GIVEN ENTRIES start
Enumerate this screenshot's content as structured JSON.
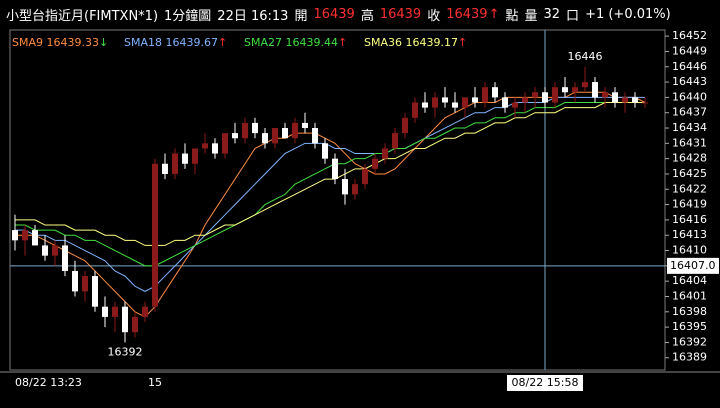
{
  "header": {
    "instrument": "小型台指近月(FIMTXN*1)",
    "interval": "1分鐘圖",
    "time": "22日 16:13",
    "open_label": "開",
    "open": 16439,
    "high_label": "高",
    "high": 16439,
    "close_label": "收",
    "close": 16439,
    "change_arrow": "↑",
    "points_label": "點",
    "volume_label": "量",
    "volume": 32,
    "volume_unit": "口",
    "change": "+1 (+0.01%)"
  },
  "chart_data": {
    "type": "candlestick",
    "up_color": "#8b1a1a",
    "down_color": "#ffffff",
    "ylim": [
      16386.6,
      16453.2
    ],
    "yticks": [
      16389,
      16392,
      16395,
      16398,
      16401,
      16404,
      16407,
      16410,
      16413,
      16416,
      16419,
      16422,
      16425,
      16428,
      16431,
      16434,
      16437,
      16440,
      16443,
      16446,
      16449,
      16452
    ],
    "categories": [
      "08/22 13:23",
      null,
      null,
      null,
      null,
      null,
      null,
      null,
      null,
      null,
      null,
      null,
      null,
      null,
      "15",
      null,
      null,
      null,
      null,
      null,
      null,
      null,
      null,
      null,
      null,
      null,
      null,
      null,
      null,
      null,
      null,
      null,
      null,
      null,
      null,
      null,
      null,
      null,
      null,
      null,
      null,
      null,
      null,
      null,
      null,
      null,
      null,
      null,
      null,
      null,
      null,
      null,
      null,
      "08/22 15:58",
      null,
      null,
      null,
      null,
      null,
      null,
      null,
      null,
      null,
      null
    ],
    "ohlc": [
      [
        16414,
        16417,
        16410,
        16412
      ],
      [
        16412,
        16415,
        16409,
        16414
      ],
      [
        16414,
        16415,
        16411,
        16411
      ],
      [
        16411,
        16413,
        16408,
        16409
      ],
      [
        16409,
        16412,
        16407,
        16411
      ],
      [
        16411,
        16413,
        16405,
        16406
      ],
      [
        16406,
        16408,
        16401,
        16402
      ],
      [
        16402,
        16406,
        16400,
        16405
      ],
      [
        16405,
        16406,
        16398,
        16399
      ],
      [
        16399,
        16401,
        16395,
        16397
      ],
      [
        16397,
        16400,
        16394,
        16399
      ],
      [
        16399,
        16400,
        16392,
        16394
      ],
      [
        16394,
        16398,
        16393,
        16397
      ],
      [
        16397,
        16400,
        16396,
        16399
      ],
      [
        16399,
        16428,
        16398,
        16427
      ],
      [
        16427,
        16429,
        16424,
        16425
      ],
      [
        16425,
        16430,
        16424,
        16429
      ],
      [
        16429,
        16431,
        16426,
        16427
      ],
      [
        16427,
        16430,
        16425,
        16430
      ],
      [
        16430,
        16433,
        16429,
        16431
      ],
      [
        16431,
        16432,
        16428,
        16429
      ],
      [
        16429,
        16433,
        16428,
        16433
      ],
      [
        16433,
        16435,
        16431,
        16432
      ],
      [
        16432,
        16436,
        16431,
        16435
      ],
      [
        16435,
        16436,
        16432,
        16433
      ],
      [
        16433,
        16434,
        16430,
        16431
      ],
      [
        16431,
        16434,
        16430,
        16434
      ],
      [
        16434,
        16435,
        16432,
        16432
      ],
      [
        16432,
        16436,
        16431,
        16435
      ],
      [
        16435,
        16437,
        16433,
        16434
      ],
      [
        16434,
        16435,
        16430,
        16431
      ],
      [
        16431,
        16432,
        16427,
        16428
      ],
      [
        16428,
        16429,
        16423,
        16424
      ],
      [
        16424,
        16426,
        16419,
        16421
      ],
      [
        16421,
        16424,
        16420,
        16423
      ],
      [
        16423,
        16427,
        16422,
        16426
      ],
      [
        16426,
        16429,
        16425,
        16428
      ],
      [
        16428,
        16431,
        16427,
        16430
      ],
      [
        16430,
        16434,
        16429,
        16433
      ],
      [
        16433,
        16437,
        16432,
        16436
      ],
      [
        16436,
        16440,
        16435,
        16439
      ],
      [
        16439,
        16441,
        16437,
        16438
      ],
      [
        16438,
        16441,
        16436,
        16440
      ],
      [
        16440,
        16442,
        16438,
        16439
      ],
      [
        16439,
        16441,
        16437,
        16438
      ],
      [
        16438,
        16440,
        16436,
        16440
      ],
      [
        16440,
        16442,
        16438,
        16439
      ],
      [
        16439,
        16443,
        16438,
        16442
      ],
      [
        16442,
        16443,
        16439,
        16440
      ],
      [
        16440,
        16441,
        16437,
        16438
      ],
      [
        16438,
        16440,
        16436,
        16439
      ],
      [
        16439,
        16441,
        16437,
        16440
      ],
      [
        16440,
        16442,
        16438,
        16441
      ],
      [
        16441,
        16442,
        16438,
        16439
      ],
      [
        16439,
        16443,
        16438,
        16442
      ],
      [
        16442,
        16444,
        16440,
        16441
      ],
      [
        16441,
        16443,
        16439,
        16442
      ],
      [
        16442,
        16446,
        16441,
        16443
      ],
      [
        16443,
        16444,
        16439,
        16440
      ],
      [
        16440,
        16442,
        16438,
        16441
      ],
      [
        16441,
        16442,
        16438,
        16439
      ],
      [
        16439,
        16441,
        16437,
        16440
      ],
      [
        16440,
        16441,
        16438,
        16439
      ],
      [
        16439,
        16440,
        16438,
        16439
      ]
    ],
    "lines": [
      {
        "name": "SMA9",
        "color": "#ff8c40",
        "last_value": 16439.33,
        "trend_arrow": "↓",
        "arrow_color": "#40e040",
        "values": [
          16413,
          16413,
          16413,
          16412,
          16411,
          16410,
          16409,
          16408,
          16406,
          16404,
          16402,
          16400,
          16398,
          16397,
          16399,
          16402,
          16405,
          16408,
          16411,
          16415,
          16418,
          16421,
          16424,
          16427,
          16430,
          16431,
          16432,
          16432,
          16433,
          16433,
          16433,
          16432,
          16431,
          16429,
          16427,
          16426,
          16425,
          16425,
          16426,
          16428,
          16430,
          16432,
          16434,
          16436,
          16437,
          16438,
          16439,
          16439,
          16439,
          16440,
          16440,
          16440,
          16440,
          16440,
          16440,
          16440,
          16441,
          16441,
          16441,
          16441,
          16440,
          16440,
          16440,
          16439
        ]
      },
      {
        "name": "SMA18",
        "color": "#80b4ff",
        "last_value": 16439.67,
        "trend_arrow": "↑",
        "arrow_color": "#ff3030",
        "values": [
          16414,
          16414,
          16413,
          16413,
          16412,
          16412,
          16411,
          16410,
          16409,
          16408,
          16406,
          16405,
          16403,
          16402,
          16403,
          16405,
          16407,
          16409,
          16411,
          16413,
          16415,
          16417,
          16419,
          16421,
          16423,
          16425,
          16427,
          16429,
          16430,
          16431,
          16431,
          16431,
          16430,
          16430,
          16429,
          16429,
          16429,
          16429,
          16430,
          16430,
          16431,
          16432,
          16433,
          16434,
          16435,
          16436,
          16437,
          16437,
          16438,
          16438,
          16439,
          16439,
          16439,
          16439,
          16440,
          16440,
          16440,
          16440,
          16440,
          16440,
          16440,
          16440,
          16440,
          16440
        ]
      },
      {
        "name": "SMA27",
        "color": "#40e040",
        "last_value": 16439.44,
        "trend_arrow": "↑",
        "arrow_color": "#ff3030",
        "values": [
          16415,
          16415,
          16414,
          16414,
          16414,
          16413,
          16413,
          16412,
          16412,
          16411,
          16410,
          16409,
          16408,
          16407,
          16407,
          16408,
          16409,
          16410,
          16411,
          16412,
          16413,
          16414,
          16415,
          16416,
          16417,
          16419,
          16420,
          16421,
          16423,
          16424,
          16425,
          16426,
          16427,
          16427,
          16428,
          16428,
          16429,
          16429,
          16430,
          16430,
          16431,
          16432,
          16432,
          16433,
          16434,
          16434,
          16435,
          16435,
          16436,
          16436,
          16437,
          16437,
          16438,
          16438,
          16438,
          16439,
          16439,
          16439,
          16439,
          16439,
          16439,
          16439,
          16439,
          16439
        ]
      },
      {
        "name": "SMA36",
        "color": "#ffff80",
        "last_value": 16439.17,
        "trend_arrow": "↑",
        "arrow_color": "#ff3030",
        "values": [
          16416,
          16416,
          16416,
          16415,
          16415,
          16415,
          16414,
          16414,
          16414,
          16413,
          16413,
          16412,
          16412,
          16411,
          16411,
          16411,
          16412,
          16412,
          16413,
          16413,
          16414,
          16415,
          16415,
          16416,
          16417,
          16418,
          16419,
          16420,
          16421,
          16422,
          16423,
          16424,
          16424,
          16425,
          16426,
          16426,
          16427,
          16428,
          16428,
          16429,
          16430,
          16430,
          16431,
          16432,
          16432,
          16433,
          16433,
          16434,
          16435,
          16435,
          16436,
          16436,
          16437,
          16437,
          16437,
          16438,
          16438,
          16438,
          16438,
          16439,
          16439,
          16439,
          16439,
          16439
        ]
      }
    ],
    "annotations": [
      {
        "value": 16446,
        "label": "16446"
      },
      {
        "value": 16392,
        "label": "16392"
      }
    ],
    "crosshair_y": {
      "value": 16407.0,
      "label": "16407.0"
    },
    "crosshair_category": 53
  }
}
GIVEN ENTRIES end
WRITTEN INSTRUCTION.
Say how many lines above contain the string "name". Answer with the number only.

FULL SOLUTION.
4